▶ [Raw data]:
———

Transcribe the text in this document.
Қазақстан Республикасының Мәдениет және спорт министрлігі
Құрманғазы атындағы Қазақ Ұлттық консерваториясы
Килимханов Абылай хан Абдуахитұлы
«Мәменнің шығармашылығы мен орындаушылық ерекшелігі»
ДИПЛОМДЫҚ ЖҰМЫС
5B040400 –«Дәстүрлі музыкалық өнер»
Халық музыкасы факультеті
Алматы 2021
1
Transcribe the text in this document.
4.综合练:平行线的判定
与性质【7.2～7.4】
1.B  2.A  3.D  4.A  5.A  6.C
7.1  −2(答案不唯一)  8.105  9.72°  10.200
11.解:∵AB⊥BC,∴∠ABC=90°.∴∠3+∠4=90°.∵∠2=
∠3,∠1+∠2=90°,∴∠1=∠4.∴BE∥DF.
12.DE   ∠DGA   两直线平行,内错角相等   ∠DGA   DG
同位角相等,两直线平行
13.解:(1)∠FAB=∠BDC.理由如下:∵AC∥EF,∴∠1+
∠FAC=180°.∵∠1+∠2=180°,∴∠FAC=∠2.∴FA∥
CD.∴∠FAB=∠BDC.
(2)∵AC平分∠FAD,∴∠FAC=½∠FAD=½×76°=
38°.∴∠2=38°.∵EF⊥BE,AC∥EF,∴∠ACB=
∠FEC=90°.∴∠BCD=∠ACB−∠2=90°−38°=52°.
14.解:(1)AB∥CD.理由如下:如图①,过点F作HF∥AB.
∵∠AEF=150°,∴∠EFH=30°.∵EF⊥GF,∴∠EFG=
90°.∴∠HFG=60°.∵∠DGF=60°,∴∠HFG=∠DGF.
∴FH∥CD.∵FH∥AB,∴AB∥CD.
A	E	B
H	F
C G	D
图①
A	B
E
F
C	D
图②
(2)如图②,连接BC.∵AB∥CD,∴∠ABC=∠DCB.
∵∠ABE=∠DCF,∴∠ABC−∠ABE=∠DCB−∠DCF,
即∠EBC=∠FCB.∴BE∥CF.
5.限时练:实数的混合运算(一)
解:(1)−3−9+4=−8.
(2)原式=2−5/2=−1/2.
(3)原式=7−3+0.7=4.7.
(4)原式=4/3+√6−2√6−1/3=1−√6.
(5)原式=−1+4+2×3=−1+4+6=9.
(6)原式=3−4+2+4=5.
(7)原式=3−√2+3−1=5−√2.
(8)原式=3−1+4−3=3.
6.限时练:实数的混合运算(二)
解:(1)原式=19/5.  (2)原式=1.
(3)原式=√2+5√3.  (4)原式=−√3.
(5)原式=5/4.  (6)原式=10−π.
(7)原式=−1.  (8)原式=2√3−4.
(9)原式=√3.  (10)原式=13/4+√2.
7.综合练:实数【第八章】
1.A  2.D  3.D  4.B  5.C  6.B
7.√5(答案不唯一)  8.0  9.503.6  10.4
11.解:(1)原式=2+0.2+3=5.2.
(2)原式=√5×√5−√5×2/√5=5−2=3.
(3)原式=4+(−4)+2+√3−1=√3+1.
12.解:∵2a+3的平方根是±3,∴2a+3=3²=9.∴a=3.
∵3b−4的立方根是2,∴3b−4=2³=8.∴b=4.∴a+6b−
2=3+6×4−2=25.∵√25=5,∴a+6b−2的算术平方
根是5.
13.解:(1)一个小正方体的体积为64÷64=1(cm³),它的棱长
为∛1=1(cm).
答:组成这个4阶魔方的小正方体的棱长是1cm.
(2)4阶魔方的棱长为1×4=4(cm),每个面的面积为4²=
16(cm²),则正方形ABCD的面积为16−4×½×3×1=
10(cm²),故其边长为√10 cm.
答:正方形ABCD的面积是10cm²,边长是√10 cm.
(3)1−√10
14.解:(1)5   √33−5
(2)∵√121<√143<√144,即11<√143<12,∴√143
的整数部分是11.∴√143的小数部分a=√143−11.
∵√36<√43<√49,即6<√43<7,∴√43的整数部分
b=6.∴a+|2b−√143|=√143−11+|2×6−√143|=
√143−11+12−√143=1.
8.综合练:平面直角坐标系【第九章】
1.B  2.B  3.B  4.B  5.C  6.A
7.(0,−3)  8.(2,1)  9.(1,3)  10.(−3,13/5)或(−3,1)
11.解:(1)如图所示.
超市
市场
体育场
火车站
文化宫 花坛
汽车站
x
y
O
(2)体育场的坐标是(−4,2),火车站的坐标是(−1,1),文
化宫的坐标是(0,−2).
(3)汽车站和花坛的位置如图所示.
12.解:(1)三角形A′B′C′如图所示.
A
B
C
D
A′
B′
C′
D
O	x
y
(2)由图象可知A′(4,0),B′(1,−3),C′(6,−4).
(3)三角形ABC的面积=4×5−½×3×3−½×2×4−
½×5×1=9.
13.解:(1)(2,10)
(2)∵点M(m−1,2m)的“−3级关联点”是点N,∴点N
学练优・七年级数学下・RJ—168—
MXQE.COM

———

▶ [What the exercise asks]:
Your task is to output all of the data above word for word.

▶ [Exercise result]:
Transcribe the text in this document.
Қазақстан Республикасының Мәдениет және спорт министрлігі
Құрманғазы атындағы Қазақ Ұлттық консерваториясы
Килимханов Абылай хан Абдуахитұлы
«Мәменнің шығармашылығы мен орындаушылық ерекшелігі»
ДИПЛОМДЫҚ ЖҰМЫС
5B040400 –«Дәстүрлі музыкалық өнер»
Халық музыкасы факультеті
Алматы 2021
1
Transcribe the text in this document.
4.综合练:平行线的判定
与性质【7.2～7.4】
1.B  2.A  3.D  4.A  5.A  6.C
7.1  −2(答案不唯一)  8.105  9.72°  10.200
11.解:∵AB⊥BC,∴∠ABC=90°.∴∠3+∠4=90°.∵∠2=
∠3,∠1+∠2=90°,∴∠1=∠4.∴BE∥DF.
12.DE   ∠DGA   两直线平行,内错角相等   ∠DGA   DG
同位角相等,两直线平行
13.解:(1)∠FAB=∠BDC.理由如下:∵AC∥EF,∴∠1+
∠FAC=180°.∵∠1+∠2=180°,∴∠FAC=∠2.∴FA∥
CD.∴∠FAB=∠BDC.
(2)∵AC平分∠FAD,∴∠FAC=½∠FAD=½×76°=
38°.∴∠2=38°.∵EF⊥BE,AC∥EF,∴∠ACB=
∠FEC=90°.∴∠BCD=∠ACB−∠2=90°−38°=52°.
14.解:(1)AB∥CD.理由如下:如图①,过点F作HF∥AB.
∵∠AEF=150°,∴∠EFH=30°.∵EF⊥GF,∴∠EFG=
90°.∴∠HFG=60°.∵∠DGF=60°,∴∠HFG=∠DGF.
∴FH∥CD.∵FH∥AB,∴AB∥CD.
A	E	B
H	F
C G	D
图①
A	B
E
F
C	D
图②
(2)如图②,连接BC.∵AB∥CD,∴∠ABC=∠DCB.
∵∠ABE=∠DCF,∴∠ABC−∠ABE=∠DCB−∠DCF,
即∠EBC=∠FCB.∴BE∥CF.
5.限时练:实数的混合运算(一)
解:(1)−3−9+4=−8.
(2)原式=2−5/2=−1/2.
(3)原式=7−3+0.7=4.7.
(4)原式=4/3+√6−2√6−1/3=1−√6.
(5)原式=−1+4+2×3=−1+4+6=9.
(6)原式=3−4+2+4=5.
(7)原式=3−√2+3−1=5−√2.
(8)原式=3−1+4−3=3.
6.限时练:实数的混合运算(二)
解:(1)原式=19/5.  (2)原式=1.
(3)原式=√2+5√3.  (4)原式=−√3.
(5)原式=5/4.  (6)原式=10−π.
(7)原式=−1.  (8)原式=2√3−4.
(9)原式=√3.  (10)原式=13/4+√2.
7.综合练:实数【第八章】
1.A  2.D  3.D  4.B  5.C  6.B
7.√5(答案不唯一)  8.0  9.503.6  10.4
11.解:(1)原式=2+0.2+3=5.2.
(2)原式=√5×√5−√5×2/√5=5−2=3.
(3)原式=4+(−4)+2+√3−1=√3+1.
12.解:∵2a+3的平方根是±3,∴2a+3=3²=9.∴a=3.
∵3b−4的立方根是2,∴3b−4=2³=8.∴b=4.∴a+6b−
2=3+6×4−2=25.∵√25=5,∴a+6b−2的算术平方
根是5.
13.解:(1)一个小正方体的体积为64÷64=1(cm³),它的棱长
为∛1=1(cm).
答:组成这个4阶魔方的小正方体的棱长是1cm.
(2)4阶魔方的棱长为1×4=4(cm),每个面的面积为4²=
16(cm²),则正方形ABCD的面积为16−4×½×3×1=
10(cm²),故其边长为√10 cm.
答:正方形ABCD的面积是10cm²,边长是√10 cm.
(3)1−√10
14.解:(1)5   √33−5
(2)∵√121<√143<√144,即11<√143<12,∴√143
的整数部分是11.∴√143的小数部分a=√143−11.
∵√36<√43<√49,即6<√43<7,∴√43的整数部分
b=6.∴a+|2b−√143|=√143−11+|2×6−√143|=
√143−11+12−√143=1.
8.综合练:平面直角坐标系【第九章】
1.B  2.B  3.B  4.B  5.C  6.A
7.(0,−3)  8.(2,1)  9.(1,3)  10.(−3,13/5)或(−3,1)
11.解:(1)如图所示.
超市
市场
体育场
火车站
文化宫 花坛
汽车站
x
y
O
(2)体育场的坐标是(−4,2),火车站的坐标是(−1,1),文
化宫的坐标是(0,−2).
(3)汽车站和花坛的位置如图所示.
12.解:(1)三角形A′B′C′如图所示.
A
B
C
D
A′
B′
C′
D
O	x
y
(2)由图象可知A′(4,0),B′(1,−3),C′(6,−4).
(3)三角形ABC的面积=4×5−½×3×3−½×2×4−
½×5×1=9.
13.解:(1)(2,10)
(2)∵点M(m−1,2m)的“−3级关联点”是点N,∴点N
学练优・七年级数学下・RJ—168—
MXQE.COM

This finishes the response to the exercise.